● Task to carry out: Work out the number of lines containing "одной". Give that number alone.
---- Dataset records
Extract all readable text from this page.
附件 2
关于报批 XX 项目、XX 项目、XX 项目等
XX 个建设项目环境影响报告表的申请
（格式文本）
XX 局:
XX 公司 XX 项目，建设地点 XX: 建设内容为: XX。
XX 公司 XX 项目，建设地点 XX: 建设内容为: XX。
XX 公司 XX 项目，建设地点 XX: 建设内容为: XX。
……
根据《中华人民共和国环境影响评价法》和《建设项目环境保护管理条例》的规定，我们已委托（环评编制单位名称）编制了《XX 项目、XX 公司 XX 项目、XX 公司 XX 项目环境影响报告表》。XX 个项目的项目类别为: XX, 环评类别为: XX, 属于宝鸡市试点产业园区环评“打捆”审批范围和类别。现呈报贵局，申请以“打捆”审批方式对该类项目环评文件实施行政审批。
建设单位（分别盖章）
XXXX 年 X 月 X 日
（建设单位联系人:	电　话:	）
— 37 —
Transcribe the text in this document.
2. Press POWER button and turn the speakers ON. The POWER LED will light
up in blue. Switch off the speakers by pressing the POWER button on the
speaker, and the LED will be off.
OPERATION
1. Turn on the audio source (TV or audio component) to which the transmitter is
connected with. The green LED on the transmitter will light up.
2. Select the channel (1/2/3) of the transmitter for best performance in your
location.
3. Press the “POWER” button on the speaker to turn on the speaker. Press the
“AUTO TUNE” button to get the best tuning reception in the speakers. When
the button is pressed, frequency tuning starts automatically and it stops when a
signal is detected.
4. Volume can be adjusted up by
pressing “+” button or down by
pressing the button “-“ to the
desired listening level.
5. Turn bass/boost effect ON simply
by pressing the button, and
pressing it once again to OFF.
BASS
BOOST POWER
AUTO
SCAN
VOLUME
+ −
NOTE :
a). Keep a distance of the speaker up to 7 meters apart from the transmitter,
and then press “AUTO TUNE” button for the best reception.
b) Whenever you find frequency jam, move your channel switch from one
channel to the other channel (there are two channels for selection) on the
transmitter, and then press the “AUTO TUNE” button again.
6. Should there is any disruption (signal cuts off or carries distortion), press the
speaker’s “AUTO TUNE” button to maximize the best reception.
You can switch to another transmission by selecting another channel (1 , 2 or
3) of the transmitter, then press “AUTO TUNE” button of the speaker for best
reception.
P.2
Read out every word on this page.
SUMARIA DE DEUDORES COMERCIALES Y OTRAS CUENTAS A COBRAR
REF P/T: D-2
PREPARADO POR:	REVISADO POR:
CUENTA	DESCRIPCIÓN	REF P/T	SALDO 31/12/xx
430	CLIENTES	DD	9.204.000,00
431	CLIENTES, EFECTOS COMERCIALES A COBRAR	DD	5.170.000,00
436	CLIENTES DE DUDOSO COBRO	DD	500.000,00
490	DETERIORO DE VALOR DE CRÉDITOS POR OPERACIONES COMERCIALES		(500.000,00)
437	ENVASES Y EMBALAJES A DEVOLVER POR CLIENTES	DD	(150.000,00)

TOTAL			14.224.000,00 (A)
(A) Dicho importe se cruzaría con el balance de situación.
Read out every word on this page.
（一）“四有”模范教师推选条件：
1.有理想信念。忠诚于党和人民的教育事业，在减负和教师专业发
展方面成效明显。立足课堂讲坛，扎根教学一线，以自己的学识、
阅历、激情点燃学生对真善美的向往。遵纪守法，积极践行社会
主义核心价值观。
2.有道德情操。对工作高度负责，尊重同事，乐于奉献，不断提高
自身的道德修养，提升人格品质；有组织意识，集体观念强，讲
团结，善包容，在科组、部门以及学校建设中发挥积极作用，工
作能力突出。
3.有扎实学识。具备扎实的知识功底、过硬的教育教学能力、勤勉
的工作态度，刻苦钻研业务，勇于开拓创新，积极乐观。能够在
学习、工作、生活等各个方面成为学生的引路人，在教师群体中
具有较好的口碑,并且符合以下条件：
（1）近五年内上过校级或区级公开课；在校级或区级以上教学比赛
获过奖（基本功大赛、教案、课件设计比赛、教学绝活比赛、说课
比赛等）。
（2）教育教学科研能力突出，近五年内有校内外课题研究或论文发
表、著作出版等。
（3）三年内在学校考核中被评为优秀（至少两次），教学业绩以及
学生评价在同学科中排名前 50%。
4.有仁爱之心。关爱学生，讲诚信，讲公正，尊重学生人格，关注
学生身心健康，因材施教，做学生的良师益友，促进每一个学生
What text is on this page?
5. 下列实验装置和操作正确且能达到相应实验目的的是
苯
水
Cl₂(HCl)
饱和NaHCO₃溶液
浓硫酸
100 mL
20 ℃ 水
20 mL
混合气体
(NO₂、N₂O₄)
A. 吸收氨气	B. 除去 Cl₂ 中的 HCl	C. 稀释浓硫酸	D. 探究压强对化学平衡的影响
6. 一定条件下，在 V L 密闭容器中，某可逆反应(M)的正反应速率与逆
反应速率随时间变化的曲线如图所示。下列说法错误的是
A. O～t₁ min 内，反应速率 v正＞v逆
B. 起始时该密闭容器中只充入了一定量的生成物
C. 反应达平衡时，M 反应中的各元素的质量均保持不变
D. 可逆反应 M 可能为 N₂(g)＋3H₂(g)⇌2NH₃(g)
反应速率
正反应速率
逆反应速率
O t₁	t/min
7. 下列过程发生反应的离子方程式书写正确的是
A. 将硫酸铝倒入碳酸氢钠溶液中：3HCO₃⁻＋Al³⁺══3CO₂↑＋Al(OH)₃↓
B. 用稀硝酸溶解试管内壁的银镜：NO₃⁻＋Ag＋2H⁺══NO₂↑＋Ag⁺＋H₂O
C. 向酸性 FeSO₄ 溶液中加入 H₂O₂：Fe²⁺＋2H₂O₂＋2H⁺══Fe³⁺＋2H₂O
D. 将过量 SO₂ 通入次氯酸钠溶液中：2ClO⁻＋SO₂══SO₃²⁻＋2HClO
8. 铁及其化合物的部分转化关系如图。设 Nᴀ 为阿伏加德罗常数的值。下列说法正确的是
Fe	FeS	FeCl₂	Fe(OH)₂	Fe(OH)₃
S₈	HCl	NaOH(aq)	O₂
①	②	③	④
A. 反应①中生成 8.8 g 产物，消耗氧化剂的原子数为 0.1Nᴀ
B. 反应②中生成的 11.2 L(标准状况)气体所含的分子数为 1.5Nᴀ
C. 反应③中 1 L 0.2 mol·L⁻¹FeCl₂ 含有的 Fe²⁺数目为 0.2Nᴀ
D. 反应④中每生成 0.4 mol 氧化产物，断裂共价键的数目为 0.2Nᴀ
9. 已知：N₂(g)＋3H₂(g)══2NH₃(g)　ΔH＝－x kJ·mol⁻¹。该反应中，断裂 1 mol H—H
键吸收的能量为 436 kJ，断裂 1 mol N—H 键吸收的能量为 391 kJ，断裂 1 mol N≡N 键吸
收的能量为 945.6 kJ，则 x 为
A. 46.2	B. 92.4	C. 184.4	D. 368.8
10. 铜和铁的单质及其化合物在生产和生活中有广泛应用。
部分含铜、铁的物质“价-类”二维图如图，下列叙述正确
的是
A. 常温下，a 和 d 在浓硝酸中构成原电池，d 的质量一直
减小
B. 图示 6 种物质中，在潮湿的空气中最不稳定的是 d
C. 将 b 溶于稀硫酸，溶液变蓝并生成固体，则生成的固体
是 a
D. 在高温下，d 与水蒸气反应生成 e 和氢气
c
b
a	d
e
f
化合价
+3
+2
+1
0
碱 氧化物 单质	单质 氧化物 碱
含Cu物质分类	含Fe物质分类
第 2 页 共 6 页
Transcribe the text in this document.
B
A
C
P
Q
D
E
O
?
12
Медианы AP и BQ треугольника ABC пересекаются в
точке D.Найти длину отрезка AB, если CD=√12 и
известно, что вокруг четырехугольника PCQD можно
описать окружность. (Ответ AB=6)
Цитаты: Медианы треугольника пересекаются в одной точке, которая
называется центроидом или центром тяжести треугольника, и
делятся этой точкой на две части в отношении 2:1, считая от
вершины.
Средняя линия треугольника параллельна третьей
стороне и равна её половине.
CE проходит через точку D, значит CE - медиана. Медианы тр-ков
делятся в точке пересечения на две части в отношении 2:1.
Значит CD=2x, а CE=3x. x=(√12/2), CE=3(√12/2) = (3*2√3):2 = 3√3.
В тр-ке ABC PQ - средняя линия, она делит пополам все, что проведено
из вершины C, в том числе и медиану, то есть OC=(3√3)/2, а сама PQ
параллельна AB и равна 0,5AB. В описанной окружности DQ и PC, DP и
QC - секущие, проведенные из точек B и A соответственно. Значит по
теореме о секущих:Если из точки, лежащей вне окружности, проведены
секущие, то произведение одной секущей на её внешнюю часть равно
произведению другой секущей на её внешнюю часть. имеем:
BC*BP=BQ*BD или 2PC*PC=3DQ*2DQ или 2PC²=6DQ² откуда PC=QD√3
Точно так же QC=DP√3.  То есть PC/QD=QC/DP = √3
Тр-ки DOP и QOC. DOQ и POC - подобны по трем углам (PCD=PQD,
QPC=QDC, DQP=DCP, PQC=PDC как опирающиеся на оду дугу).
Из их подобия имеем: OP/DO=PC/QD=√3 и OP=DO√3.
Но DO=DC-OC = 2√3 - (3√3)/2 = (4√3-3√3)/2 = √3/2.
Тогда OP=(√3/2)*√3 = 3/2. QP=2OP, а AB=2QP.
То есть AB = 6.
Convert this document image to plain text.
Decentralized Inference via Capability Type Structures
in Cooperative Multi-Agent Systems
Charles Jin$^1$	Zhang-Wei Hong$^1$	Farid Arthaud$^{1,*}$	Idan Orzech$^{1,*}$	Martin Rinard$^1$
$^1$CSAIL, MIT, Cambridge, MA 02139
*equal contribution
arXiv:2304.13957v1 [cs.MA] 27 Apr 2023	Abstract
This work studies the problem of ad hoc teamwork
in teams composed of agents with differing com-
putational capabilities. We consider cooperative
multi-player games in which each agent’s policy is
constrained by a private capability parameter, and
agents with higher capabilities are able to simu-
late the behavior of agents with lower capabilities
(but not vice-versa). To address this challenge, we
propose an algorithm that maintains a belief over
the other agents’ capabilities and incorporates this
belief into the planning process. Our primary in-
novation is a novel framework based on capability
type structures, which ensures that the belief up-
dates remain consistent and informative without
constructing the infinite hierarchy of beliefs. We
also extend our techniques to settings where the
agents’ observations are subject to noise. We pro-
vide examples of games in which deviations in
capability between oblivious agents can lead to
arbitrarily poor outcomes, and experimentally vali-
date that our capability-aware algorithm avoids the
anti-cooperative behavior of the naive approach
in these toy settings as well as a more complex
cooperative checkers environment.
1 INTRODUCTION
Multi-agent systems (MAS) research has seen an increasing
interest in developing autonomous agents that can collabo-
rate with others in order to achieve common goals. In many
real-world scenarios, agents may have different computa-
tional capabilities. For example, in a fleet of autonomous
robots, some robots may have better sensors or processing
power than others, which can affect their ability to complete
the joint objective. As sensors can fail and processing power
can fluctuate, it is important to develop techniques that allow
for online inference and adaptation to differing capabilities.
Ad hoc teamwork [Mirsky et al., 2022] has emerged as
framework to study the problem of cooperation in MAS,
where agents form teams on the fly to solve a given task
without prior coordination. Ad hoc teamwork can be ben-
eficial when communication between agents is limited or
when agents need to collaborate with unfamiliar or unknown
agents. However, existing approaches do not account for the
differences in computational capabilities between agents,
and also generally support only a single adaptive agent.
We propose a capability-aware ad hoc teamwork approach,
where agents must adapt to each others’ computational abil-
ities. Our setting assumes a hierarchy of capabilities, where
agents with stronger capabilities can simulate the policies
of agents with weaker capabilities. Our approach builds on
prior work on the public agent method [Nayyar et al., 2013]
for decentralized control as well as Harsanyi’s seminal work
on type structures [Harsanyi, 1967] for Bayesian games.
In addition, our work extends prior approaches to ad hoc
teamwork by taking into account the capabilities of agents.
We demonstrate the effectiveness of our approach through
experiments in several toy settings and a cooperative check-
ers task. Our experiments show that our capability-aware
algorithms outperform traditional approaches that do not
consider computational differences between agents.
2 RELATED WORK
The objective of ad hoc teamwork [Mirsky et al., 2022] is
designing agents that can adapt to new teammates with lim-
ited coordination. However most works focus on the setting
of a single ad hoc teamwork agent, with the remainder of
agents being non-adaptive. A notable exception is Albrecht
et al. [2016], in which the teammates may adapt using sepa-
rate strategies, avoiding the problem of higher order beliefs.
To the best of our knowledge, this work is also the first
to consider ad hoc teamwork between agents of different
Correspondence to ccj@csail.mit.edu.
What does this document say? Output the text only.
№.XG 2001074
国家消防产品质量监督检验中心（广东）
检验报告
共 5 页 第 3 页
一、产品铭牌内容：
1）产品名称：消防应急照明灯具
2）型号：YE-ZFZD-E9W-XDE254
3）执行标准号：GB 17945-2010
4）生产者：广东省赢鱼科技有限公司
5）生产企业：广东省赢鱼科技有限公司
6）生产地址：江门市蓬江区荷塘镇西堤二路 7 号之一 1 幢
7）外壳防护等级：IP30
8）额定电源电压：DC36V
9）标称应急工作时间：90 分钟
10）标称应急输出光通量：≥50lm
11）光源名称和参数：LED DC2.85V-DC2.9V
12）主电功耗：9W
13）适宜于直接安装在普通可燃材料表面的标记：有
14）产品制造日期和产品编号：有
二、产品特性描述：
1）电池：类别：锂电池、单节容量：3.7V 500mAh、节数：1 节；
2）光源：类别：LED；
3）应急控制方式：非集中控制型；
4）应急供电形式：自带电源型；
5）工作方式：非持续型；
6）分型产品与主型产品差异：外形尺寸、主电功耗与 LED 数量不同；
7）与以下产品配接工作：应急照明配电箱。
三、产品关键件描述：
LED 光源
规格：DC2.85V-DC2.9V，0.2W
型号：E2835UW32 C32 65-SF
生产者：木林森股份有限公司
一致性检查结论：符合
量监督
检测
--------
● Response to this task: 2